*COMPITO A:* Aggiorna il brano sulla fiducia nella sharing economy: riscrivine la parte che comincia con "Il sistema di" e prosegue fino a "i cattivi comportamenti.", sostituendo "servizio collaborativo" con "servizio di condivisione".
*COMPITO B:* Secondo il brano sulla fiducia nella sharing economy, quale piattaforma ha dovuto sospendere il servizio dopo il furto di quattro auto?
*COMPITO C:* Prosegui il brano sulla fiducia nella sharing economy a partire dalla sua ultima frase.

Ma come affidare a uno sconosciuto le chiavi della propria casa? Come condividere senza timori il proprio giardino, la propria macchina, il garage senza conoscere personalmente chi ci entra? Domande che necessitano una risposta rapida se si desidera che i servizi collaborativi raggiungano un numero più ampio di persone. Proprio la paura del furto e del danneggiamento agli affetti personali, infatti, sempre secondo Latitude, risulta essere, oggi, il maggior ostacolo al diffondersi di comportamenti collaborativi. Perché se è vero che i disonesti sono pochi, quando si incontrano sono dolori. Ha fatto scalpore quest'estate, la denuncia di una donna che rientrando a casa dopo un viaggio d'affari, ha trovato il suo appartamento, affittato su Airbnb, saccheggiato e distrutto dai presunti ospiti. A gennaio un furto di quattro auto per una perdita totale di 300.000 dollari, ha costretto HiGear 12, piattaforma di noleggio di macchine di lusso, a sospendere il servizio, dando un altro duro colpo alla credibilità alla cosiddetta sharing economy.

Il sistema di fiducia diventa quindi parte fondamentale della progettazione di un servizio collaborativo. Il feedback rimane di certo la funzionalità più usata, ma spesso viene associata anche ad altri meccanismi. TaskRabbit, per esempio, fa un video screening dei candidati e chiede loro di registrarsi con la propria reale identità e non con un nickname. Airbnb, invece, invita gli utenti a connettere il proprio profilo a quello di  Twitter e Linkedin in modo da permettere ai proprietari di inquadrare professione e abitudini quotidiane dell'eventuale ospite. Amovens in Spagna e Zimride in USA consentono di creare gruppi chiusi che delimitano il rischio. Zipcar, infine, punta anche sulla community, chiamando Zipster  i propri clienti, sperando che un'identità comune inibisca ulteriormente i cattivi comportamenti.

Dati di analisi del layout dei documenti
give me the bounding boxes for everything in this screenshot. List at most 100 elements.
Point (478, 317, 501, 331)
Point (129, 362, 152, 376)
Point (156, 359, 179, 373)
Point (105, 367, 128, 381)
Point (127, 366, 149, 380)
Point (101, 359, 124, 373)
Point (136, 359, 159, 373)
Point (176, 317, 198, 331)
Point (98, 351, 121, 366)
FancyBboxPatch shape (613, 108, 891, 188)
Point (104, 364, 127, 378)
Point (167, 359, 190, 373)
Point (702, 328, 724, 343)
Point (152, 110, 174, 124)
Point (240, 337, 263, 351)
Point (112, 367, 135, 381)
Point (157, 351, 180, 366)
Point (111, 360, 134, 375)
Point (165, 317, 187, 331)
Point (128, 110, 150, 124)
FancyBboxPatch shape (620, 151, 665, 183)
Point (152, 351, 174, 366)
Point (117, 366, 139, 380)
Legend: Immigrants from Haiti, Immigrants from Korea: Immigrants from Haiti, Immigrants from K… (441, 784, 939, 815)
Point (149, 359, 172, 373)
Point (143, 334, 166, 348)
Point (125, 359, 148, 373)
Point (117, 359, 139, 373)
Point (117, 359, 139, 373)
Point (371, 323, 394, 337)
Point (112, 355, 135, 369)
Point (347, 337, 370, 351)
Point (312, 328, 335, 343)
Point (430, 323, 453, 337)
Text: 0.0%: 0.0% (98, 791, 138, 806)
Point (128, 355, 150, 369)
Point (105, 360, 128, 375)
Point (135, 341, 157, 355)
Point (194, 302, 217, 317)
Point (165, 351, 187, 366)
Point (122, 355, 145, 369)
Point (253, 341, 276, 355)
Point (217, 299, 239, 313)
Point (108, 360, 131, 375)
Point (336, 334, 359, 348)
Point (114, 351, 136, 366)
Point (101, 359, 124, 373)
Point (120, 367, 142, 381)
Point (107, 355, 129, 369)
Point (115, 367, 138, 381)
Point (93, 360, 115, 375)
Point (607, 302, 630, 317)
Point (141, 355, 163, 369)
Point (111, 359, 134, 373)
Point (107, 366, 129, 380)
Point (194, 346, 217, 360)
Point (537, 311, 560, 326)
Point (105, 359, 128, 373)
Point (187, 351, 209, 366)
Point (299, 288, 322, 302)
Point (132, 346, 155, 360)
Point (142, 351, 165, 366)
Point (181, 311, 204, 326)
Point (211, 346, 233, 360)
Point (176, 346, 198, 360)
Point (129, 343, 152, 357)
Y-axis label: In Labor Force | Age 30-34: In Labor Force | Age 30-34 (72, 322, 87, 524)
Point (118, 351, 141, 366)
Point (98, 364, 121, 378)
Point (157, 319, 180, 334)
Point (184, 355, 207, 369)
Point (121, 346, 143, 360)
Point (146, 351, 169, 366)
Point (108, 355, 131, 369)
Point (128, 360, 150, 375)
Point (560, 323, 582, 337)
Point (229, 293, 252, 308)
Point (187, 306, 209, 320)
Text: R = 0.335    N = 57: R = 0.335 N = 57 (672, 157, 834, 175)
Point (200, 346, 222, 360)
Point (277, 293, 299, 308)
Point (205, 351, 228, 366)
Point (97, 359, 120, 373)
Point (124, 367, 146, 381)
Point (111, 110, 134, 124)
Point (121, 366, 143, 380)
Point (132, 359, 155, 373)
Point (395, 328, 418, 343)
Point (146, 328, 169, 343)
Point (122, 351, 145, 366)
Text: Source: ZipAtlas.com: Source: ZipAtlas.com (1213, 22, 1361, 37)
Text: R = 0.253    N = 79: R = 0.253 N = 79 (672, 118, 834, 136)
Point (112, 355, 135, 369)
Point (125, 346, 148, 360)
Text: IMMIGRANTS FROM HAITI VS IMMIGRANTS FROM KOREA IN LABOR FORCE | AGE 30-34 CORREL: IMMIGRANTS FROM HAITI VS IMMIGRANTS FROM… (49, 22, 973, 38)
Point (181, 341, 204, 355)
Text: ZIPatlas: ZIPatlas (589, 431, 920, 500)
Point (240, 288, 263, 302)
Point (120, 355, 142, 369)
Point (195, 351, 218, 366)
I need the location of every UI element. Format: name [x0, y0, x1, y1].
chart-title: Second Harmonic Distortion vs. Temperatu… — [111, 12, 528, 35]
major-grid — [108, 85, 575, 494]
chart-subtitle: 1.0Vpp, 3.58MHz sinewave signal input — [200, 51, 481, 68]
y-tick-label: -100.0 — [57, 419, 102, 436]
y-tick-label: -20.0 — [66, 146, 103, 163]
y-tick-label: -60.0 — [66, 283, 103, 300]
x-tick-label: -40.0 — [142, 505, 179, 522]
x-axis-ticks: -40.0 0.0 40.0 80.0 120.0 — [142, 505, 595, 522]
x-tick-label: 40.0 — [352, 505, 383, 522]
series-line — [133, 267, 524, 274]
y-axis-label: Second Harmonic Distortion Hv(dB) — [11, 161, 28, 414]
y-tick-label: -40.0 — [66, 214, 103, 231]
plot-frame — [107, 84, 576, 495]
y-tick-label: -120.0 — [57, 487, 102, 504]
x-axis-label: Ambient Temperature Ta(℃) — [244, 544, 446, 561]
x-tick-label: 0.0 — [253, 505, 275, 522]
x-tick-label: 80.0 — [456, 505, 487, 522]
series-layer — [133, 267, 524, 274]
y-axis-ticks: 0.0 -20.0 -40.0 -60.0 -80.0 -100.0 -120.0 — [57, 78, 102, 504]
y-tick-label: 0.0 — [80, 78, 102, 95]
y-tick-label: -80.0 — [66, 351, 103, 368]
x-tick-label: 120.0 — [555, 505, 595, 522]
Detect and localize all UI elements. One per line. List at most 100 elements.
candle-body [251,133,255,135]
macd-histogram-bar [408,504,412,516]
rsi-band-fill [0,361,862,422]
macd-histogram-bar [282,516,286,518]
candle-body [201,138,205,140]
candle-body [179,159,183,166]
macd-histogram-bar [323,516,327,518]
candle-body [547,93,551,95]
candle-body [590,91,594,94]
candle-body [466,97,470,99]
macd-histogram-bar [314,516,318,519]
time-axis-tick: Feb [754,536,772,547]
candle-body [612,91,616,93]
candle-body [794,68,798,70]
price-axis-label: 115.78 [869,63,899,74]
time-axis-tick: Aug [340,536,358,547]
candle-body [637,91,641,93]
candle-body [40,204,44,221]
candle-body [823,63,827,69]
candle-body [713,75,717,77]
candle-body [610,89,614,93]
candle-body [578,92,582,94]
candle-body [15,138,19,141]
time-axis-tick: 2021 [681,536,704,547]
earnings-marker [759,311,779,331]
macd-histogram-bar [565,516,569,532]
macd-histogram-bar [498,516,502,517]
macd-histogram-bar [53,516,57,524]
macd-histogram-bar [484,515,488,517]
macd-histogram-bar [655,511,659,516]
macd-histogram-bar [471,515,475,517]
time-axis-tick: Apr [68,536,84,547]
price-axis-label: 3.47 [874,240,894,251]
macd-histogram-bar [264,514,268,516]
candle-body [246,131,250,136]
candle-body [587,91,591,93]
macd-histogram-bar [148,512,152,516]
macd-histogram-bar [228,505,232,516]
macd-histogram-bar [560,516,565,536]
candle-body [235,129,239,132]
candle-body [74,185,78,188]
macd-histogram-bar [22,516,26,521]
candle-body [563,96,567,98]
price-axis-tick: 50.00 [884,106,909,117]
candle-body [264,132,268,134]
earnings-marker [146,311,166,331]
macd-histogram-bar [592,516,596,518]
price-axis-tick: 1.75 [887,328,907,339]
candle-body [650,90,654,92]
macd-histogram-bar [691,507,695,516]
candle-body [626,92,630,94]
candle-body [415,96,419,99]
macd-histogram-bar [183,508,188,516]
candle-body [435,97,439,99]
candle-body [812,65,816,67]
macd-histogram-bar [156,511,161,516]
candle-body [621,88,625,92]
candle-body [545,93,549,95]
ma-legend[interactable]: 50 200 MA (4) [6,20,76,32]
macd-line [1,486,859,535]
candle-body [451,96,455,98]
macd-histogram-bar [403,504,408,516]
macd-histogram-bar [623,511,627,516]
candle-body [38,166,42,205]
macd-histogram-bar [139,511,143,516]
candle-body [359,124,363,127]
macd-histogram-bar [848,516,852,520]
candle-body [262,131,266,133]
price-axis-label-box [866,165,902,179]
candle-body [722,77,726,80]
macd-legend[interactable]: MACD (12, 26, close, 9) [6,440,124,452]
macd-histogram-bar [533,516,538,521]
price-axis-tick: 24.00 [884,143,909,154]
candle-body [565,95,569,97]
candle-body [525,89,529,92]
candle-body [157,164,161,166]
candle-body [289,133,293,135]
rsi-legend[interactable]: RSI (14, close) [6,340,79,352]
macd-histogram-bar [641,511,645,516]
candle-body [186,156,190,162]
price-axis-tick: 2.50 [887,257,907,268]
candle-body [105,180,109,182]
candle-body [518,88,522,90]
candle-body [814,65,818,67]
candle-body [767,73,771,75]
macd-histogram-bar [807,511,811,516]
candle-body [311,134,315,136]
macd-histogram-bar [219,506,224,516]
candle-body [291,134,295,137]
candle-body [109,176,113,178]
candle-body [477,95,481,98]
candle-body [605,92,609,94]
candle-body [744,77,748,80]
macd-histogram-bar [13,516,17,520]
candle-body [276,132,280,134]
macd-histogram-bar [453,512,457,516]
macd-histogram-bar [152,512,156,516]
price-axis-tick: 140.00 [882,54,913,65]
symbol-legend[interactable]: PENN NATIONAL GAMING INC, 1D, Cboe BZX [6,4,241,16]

*RISULTATO DELL'ESERCIZIO A:*
Il sistema di fiducia diventa quindi parte fondamentale della progettazione di un servizio di condivisione. Il feedback rimane di certo la funzionalità più usata, ma spesso viene associata anche ad altri meccanismi. TaskRabbit, per esempio, fa un video screening dei candidati e chiede loro di registrarsi con la propria reale identità e non con un nickname. Airbnb, invece, invita gli utenti a connettere il proprio profilo a quello di  Twitter e Linkedin in modo da permettere ai proprietari di inquadrare professione e abitudini quotidiane dell'eventuale ospite. Amovens in Spagna e Zimride in USA consentono di creare gruppi chiusi che delimitano il rischio. Zipcar, infine, punta anche sulla community, chiamando Zipster  i propri clienti, sperando che un'identità comune inibisca ulteriormente i cattivi comportamenti.

*RISULTATO DELL'ESERCIZIO B:* HiGear 12, una piattaforma di noleggio di macchine di lusso.

*RISULTATO DELL'ESERCIZIO C:*
Ma al di là delle singole soluzioni chi si occupa di sharing economy  inizia a pensare a una soluzione più strutturata, un sistema di reputazione globale. Rachel Botsman a wired 2011 ha dichiarato che l'abilità di misurare la reputazione di una persona attraverso diverse piattaforme diventerà una metrica importante nel 21 secolo, più importante persino della nostra storia creditizia. Ci credono anche gli investitori che secondo il Businessweek hanno concesso un finanziamento di 30 milioni di dollari a Klout 13, il sistema di misurazione della nostra influenza online oggi più famoso. L'azienda ha sviluppato un complesso e poco chiaro algoritmo che, calcolando la frequenza con cui ci muoviamo sui principali social media, i messaggi che vengono rilanciati, l'impatto che essi hanno online, ci assegna ogni mattina  -  quasi a volerci dare il buongiorno  - un "Klout score", un punteggio che va da 1 a 100. Una sorta di  "PeopleRank"  simile al PageRank di Google per le pagine web, che ha sollevato numerose perplessità.

La nostra affidabilità può davvero dipendere dall'influenza che esercitiamo sui diversi social media? E' la domanda provocatoria che fa uno dei tanti concorrenti di Klout, Trustcloud 14, che, invece, ha l'ambizione di misurare non tanto la nostra influenza quanto l'affidabilità, dando origine a un badge che si può portare su qualsiasi sito web. Così ognuno di noi può risultare essere trasparente, servizievole, connesso con la community di riferimento, ecc. Ma anche in questo caso i dubbi sono molteplici e vanno dalla reale affidabilità dell'algoritmo, alla difficoltà di dare un peso oggettivo a commenti e movimenti che oggettivi non sono, a come riconoscere eventuali giudizi falsi o guidati, al peso da attribuire a certi commenti piuttosto che ad altri.

La questione rimane dunque aperta e la soluzione ancora lontana. Certo è che questi tentativi sembrano tutti andare in una sola direzione: se è vero, infatti, che la reputazione è la nuova moneta per costruire un nuovo sistema di fiducia c'è bisogno di sapere quanto ognuno di noi ha nel suo portafoglio.